== Material provided ==
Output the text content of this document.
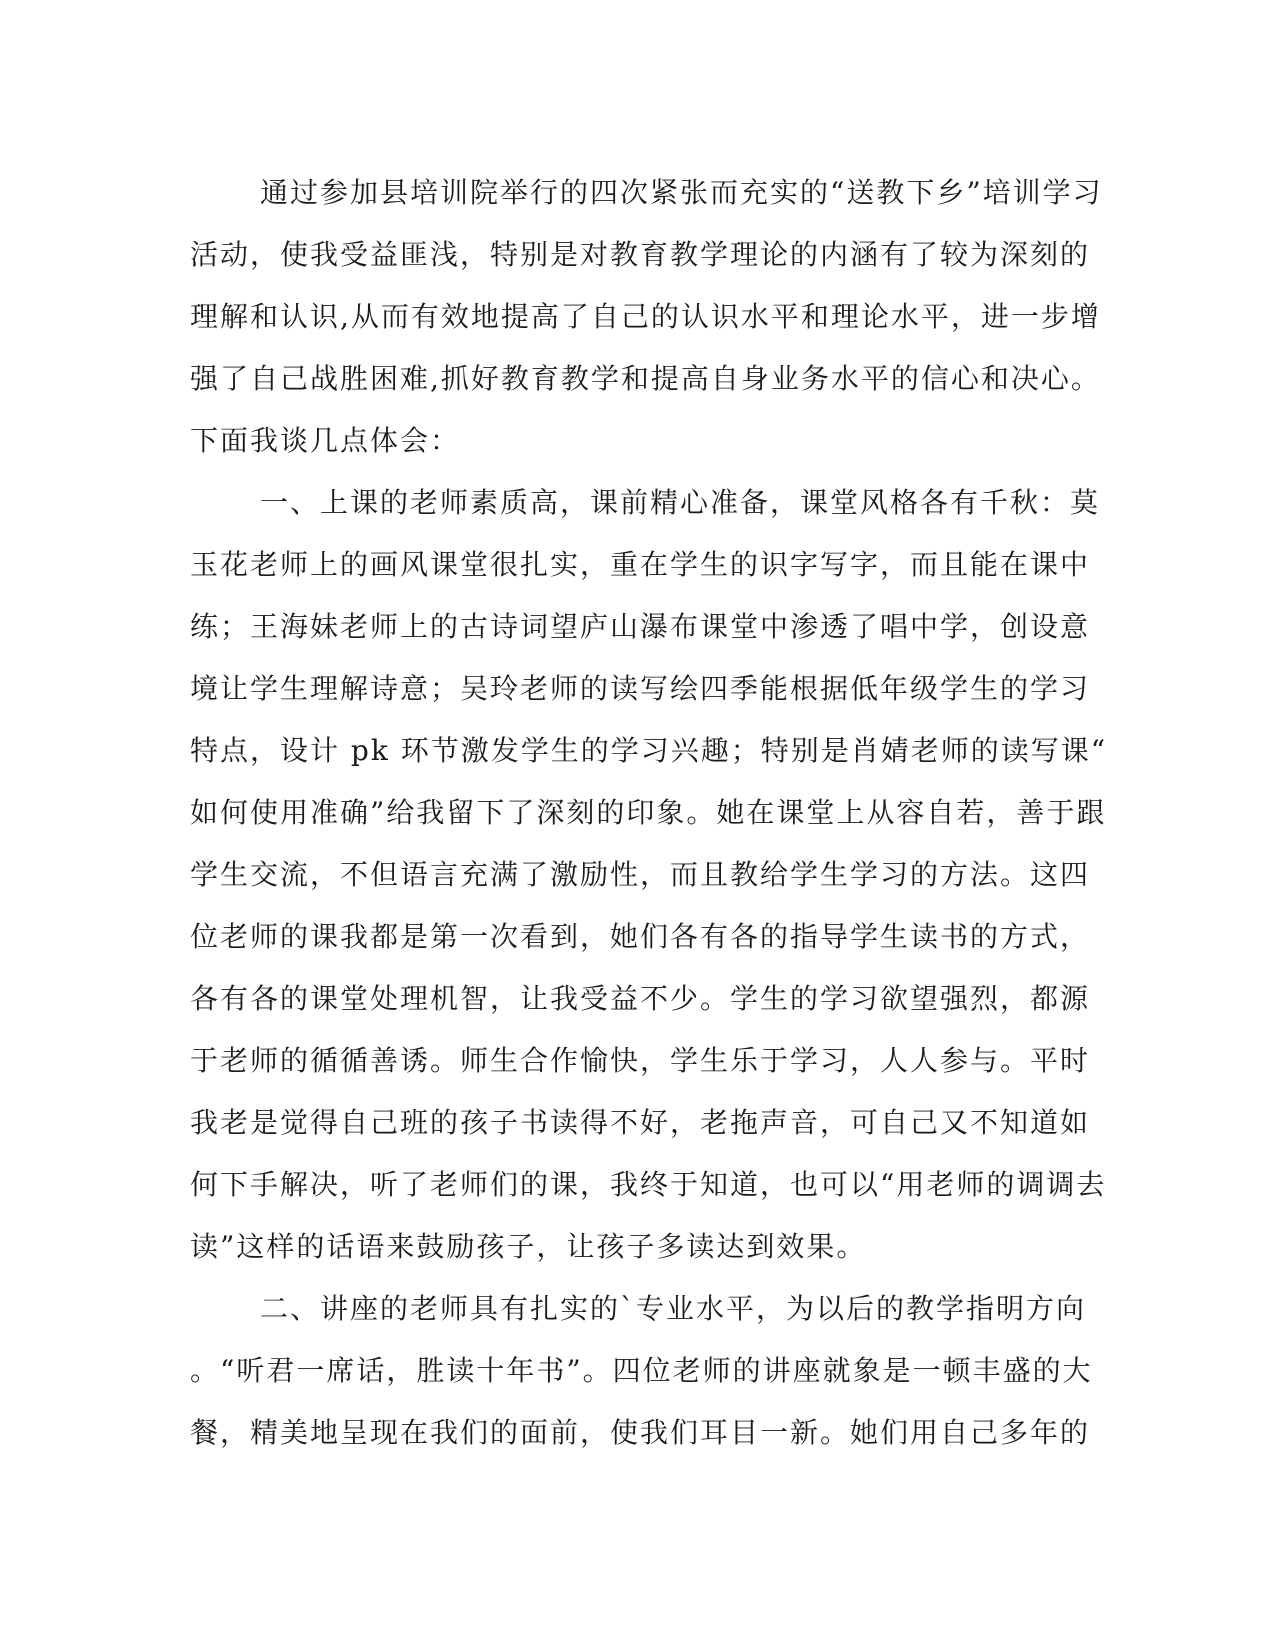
通过参加县培训院举行的四次紧张而充实的“送教下乡”培训学习
活动，使我受益匪浅，特别是对教育教学理论的内涵有了较为深刻的
理解和认识,从而有效地提高了自己的认识水平和理论水平，进一步增
强了自己战胜困难,抓好教育教学和提高自身业务水平的信心和决心。
下面我谈几点体会：
一、上课的老师素质高，课前精心准备，课堂风格各有千秋：莫
玉花老师上的画风课堂很扎实，重在学生的识字写字，而且能在课中
练；王海妹老师上的古诗词望庐山瀑布课堂中渗透了唱中学，创设意
境让学生理解诗意；吴玲老师的读写绘四季能根据低年级学生的学习
特点，设计 pk 环节激发学生的学习兴趣；特别是肖婧老师的读写课“
如何使用准确”给我留下了深刻的印象。她在课堂上从容自若，善于跟
学生交流，不但语言充满了激励性，而且教给学生学习的方法。这四
位老师的课我都是第一次看到，她们各有各的指导学生读书的方式，
各有各的课堂处理机智，让我受益不少。学生的学习欲望强烈，都源
于老师的循循善诱。师生合作愉快，学生乐于学习，人人参与。平时
我老是觉得自己班的孩子书读得不好，老拖声音，可自己又不知道如
何下手解决，听了老师们的课，我终于知道，也可以“用老师的调调去
读”这样的话语来鼓励孩子，让孩子多读达到效果。
二、讲座的老师具有扎实的`专业水平，为以后的教学指明方向
。“听君一席话，胜读十年书”。四位老师的讲座就象是一顿丰盛的大
餐，精美地呈现在我们的面前，使我们耳目一新。她们用自己多年的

== Written exercise ==
Could you reproduce every record above exactly, leaving out the pictures?

== Worked solution ==
Output the text content of this document.
通过参加县培训院举行的四次紧张而充实的“送教下乡”培训学习
活动，使我受益匪浅，特别是对教育教学理论的内涵有了较为深刻的
理解和认识,从而有效地提高了自己的认识水平和理论水平，进一步增
强了自己战胜困难,抓好教育教学和提高自身业务水平的信心和决心。
下面我谈几点体会：
一、上课的老师素质高，课前精心准备，课堂风格各有千秋：莫
玉花老师上的画风课堂很扎实，重在学生的识字写字，而且能在课中
练；王海妹老师上的古诗词望庐山瀑布课堂中渗透了唱中学，创设意
境让学生理解诗意；吴玲老师的读写绘四季能根据低年级学生的学习
特点，设计 pk 环节激发学生的学习兴趣；特别是肖婧老师的读写课“
如何使用准确”给我留下了深刻的印象。她在课堂上从容自若，善于跟
学生交流，不但语言充满了激励性，而且教给学生学习的方法。这四
位老师的课我都是第一次看到，她们各有各的指导学生读书的方式，
各有各的课堂处理机智，让我受益不少。学生的学习欲望强烈，都源
于老师的循循善诱。师生合作愉快，学生乐于学习，人人参与。平时
我老是觉得自己班的孩子书读得不好，老拖声音，可自己又不知道如
何下手解决，听了老师们的课，我终于知道，也可以“用老师的调调去
读”这样的话语来鼓励孩子，让孩子多读达到效果。
二、讲座的老师具有扎实的`专业水平，为以后的教学指明方向
。“听君一席话，胜读十年书”。四位老师的讲座就象是一顿丰盛的大
餐，精美地呈现在我们的面前，使我们耳目一新。她们用自己多年的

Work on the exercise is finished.